Every line below that holds the string "θέλαμε" should be copied out.

• _MATERIAL FOR THE TASK_
::::

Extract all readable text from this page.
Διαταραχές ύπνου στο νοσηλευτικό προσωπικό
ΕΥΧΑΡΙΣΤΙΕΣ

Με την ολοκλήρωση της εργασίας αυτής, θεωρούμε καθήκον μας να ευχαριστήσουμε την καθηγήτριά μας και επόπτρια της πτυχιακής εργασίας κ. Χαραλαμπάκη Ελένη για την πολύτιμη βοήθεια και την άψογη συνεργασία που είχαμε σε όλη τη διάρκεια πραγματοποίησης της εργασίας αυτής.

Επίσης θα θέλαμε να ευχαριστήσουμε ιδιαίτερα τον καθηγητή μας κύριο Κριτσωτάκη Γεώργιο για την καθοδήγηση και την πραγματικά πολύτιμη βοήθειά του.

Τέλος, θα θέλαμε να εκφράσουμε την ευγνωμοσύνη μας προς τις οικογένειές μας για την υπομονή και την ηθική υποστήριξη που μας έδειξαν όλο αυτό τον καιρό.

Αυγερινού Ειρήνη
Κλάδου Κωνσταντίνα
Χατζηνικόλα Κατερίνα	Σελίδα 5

::::

• _RESULT OF THE EXERCISE_
Επίσης θα θέλαμε να ευχαριστήσουμε ιδιαίτερα τον καθηγητή μας κύριο Κριτσωτάκη Γεώργιο για την καθοδήγηση και την πραγματικά πολύτιμη βοήθειά του.
Τέλος, θα θέλαμε να εκφράσουμε την ευγνωμοσύνη μας προς τις οικογένειές μας για την υπομονή και την ηθική υποστήριξη που μας έδειξαν όλο αυτό τον καιρό.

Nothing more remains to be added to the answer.